--- Begin ---
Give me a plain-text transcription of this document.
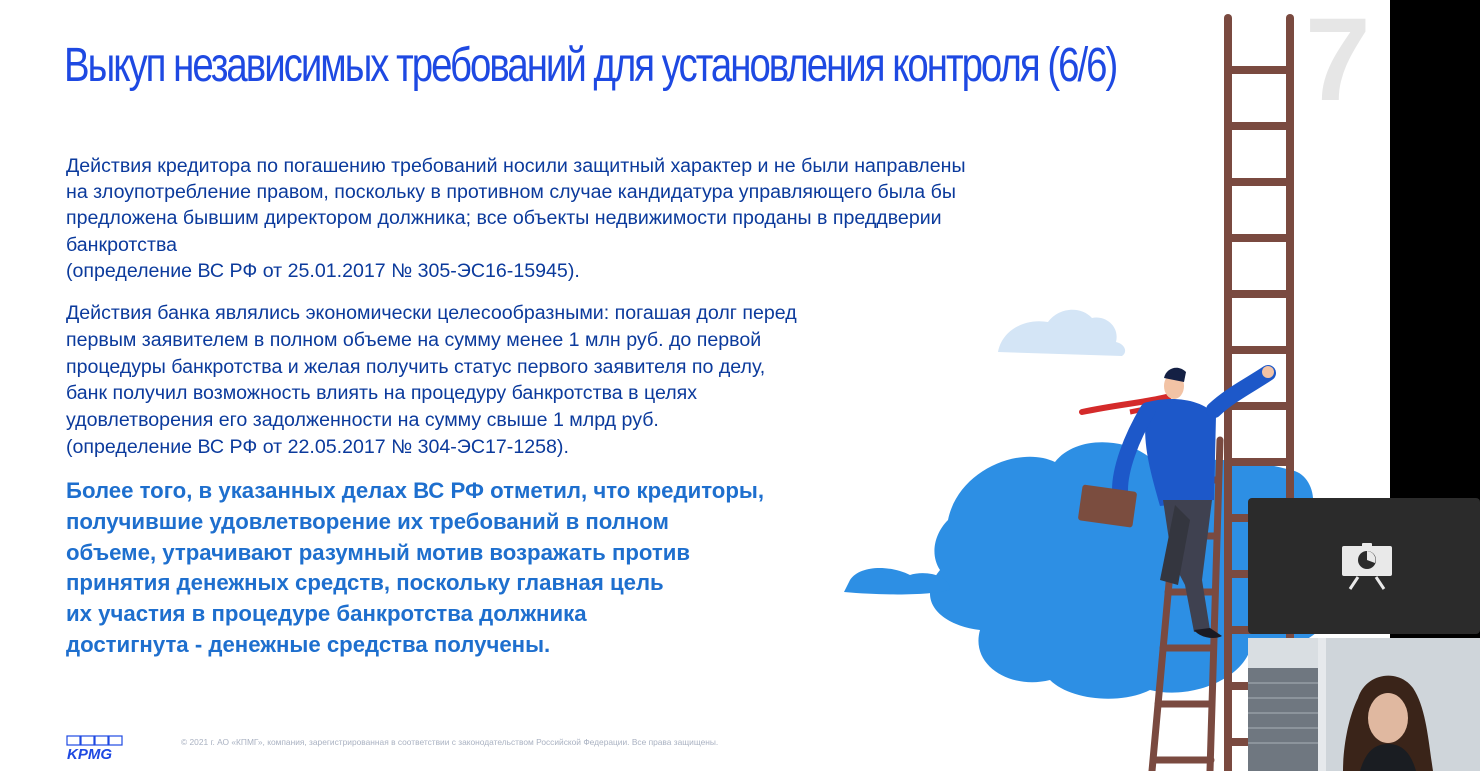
Выкуп независимых требований для установления контроля (6/6) 7
Действия кредитора по погашению требований носили защитный характер и не были направлены
на злоупотребление правом, поскольку в противном случае кандидатура управляющего была бы
предложена бывшим директором должника; все объекты недвижимости проданы в преддверии
банкротства
(определение ВС РФ от 25.01.2017 № 305-ЭС16-15945).
Действия банка являлись экономически целесообразными: погашая долг перед
первым заявителем в полном объеме на сумму менее 1 млн руб. до первой
процедуры банкротства и желая получить статус первого заявителя по делу,
банк получил возможность влиять на процедуру банкротства в целях
удовлетворения его задолженности на сумму свыше 1 млрд руб.
(определение ВС РФ от 22.05.2017 № 304-ЭС17-1258).
Более того, в указанных делах ВС РФ отметил, что кредиторы,
получившие удовлетворение их требований в полном
объеме, утрачивают разумный мотив возражать против
принятия денежных средств, поскольку главная цель
их участия в процедуре банкротства должника
достигнута - денежные средства получены.
KPMG
© 2021 г. АО «КПМГ», компания, зарегистрированная в соответствии с законодательством Российской Федерации. Все права защищены.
--- End ---
* [Exercise objective]:
Pictures don't belong in the copy. Restate all the entries exactly.

* [Response to the task]:
Give me a plain-text transcription of this document.
Выкуп независимых требований для установления контроля (6/6) 7
Действия кредитора по погашению требований носили защитный характер и не были направлены
на злоупотребление правом, поскольку в противном случае кандидатура управляющего была бы
предложена бывшим директором должника; все объекты недвижимости проданы в преддверии
банкротства
(определение ВС РФ от 25.01.2017 № 305-ЭС16-15945).
Действия банка являлись экономически целесообразными: погашая долг перед
первым заявителем в полном объеме на сумму менее 1 млн руб. до первой
процедуры банкротства и желая получить статус первого заявителя по делу,
банк получил возможность влиять на процедуру банкротства в целях
удовлетворения его задолженности на сумму свыше 1 млрд руб.
(определение ВС РФ от 22.05.2017 № 304-ЭС17-1258).
Более того, в указанных делах ВС РФ отметил, что кредиторы,
получившие удовлетворение их требований в полном
объеме, утрачивают разумный мотив возражать против
принятия денежных средств, поскольку главная цель
их участия в процедуре банкротства должника
достигнута - денежные средства получены.
KPMG
© 2021 г. АО «КПМГ», компания, зарегистрированная в соответствии с законодательством Российской Федерации. Все права защищены.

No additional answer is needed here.